Exercise prompt
Copy each line in which the string "Cases" occurs.

Working data

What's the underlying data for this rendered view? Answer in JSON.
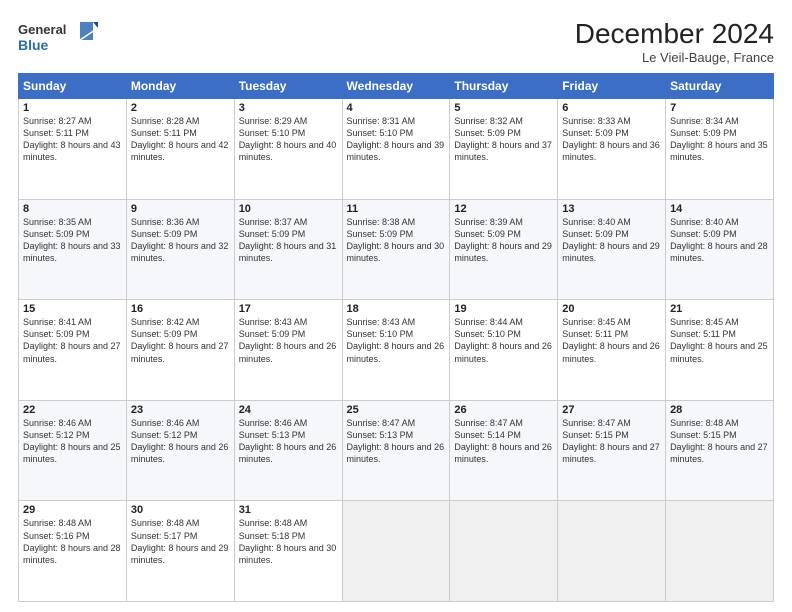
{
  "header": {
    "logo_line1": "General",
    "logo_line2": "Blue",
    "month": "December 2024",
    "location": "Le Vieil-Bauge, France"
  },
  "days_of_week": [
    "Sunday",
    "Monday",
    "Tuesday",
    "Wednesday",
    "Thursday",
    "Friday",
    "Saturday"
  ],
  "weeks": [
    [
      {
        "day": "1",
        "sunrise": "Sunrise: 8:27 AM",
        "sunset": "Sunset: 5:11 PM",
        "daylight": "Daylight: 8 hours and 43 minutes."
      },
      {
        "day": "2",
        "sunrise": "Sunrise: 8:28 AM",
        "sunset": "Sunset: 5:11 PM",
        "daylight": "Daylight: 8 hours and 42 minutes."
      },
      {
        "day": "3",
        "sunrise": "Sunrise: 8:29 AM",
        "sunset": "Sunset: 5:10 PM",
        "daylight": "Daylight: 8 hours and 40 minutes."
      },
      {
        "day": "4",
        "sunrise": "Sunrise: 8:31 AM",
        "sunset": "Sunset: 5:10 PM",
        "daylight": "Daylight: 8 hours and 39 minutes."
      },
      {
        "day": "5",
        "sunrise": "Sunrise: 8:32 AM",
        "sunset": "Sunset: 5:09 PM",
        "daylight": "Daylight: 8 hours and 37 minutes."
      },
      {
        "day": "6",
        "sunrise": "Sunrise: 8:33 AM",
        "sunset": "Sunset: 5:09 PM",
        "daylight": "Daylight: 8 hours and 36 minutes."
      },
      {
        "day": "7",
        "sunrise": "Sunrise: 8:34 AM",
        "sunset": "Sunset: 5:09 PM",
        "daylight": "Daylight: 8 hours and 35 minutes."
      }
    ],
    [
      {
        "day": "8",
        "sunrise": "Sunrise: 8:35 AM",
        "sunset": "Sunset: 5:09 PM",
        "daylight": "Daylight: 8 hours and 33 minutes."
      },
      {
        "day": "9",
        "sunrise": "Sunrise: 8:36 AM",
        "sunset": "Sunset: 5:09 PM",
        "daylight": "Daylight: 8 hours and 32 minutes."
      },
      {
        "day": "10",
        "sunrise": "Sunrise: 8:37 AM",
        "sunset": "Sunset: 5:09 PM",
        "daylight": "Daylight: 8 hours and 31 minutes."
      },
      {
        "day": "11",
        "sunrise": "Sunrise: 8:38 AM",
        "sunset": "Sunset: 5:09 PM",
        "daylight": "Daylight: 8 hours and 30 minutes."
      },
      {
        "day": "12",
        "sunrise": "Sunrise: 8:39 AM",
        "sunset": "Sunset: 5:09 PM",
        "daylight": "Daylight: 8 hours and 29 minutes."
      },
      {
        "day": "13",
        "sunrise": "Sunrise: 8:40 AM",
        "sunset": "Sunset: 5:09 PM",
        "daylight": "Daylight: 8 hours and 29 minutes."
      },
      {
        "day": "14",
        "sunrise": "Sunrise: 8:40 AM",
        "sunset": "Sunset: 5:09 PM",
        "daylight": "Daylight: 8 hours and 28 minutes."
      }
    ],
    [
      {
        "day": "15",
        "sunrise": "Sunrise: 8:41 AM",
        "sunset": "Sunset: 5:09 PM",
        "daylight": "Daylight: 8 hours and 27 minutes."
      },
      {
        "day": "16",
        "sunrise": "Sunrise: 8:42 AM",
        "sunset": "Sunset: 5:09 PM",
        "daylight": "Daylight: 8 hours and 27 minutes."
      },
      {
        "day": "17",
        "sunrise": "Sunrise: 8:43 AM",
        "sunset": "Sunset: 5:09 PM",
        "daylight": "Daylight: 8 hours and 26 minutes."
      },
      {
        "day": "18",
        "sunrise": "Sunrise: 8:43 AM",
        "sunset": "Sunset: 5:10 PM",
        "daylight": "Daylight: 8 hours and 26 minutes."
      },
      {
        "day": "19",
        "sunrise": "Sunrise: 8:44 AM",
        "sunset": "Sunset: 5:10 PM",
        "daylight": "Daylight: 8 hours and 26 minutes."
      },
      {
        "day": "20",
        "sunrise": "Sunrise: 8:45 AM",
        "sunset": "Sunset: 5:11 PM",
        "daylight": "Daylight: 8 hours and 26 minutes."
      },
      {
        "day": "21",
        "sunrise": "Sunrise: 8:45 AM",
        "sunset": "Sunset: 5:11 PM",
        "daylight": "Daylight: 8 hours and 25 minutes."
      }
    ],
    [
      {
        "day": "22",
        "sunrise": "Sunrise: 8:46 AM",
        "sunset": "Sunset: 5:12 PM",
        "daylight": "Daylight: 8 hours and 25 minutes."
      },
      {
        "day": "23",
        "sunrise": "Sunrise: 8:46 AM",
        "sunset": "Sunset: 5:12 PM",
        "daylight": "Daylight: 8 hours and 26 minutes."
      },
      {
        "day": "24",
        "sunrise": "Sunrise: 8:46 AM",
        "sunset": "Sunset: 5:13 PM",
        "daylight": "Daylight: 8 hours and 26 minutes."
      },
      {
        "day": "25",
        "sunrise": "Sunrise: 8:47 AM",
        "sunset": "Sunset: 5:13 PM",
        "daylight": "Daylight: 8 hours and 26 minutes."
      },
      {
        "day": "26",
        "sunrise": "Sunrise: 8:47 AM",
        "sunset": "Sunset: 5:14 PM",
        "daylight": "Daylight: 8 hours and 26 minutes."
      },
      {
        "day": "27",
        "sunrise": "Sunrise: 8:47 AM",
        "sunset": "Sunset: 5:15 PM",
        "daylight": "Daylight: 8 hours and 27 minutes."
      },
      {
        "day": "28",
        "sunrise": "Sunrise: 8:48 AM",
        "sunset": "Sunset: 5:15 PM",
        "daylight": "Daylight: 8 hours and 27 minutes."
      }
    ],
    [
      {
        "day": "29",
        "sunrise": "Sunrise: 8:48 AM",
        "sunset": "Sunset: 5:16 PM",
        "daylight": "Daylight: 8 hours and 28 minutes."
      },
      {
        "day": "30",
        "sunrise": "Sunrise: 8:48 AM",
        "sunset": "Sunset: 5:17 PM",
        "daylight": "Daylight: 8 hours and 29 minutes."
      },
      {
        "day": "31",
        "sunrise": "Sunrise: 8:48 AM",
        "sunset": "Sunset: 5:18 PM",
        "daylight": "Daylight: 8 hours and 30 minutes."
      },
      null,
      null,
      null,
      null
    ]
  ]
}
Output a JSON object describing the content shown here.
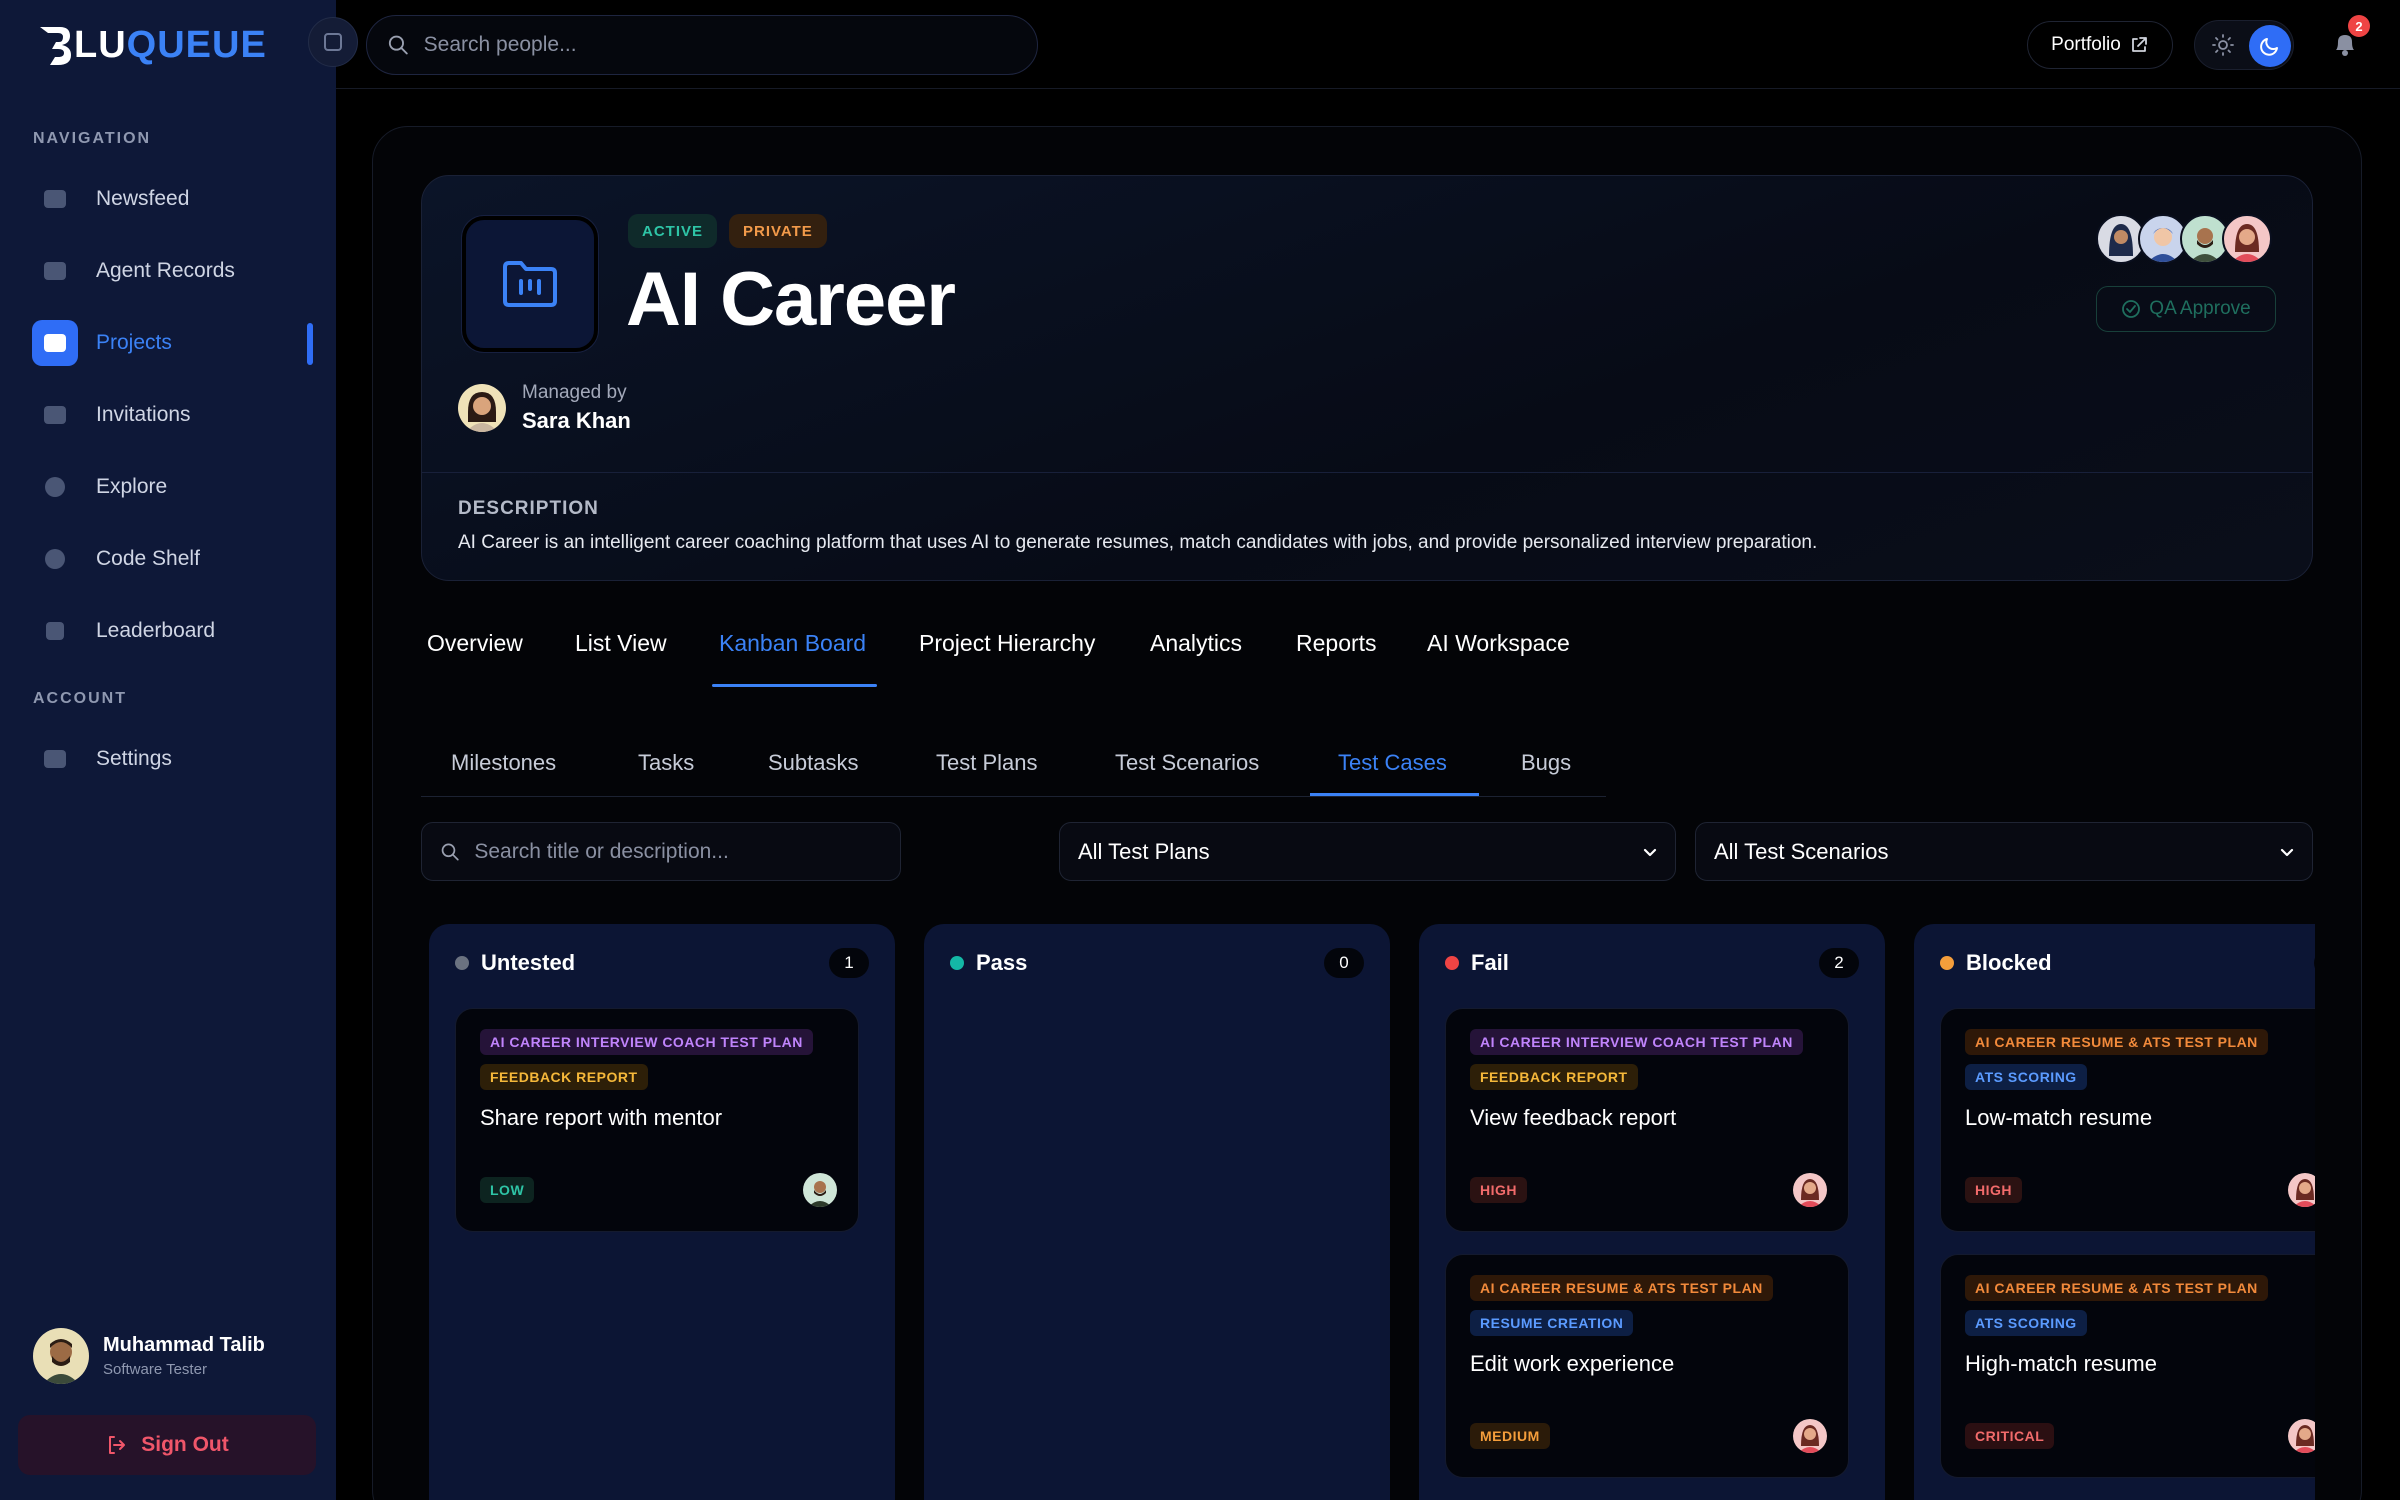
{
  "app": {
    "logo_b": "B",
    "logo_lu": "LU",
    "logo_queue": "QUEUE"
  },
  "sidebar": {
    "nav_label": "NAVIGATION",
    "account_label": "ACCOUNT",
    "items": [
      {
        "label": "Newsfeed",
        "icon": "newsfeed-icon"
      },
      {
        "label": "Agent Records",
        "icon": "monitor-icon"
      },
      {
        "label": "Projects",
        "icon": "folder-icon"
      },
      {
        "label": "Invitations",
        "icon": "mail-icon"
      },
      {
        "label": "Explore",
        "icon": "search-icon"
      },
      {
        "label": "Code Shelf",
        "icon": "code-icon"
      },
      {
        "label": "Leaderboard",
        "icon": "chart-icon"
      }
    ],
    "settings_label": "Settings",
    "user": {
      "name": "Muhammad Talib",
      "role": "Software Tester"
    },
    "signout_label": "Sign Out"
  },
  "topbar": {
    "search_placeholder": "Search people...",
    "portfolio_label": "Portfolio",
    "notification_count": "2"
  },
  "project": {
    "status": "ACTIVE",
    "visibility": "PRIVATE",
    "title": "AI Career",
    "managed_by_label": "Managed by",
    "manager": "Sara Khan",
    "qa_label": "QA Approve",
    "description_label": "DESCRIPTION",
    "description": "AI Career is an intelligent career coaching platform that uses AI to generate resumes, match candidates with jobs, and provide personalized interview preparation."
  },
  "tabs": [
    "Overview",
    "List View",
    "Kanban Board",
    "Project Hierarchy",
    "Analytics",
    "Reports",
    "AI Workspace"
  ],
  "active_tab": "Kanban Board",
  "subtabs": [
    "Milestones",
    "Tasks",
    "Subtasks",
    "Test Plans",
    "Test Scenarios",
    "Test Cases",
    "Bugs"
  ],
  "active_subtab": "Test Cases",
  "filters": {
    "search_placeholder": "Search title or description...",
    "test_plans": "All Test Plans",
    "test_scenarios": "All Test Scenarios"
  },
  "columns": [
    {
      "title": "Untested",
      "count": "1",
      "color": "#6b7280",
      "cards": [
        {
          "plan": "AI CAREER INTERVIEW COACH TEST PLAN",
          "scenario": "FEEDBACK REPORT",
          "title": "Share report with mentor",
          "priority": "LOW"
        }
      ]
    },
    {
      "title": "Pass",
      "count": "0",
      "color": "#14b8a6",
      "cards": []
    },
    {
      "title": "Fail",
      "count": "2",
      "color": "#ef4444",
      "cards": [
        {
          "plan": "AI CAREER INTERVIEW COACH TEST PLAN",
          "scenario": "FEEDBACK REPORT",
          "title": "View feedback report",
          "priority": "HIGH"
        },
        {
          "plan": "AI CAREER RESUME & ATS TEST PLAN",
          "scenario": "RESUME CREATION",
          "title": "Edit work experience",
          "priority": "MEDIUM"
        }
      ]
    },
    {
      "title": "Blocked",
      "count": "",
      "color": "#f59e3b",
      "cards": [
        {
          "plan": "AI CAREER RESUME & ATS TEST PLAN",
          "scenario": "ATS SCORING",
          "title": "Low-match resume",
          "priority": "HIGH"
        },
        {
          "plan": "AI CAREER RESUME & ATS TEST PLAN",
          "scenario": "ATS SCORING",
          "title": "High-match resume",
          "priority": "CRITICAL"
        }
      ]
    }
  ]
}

Solution to this task
    "Test Cases",
  "active_subtab": "Test Cases",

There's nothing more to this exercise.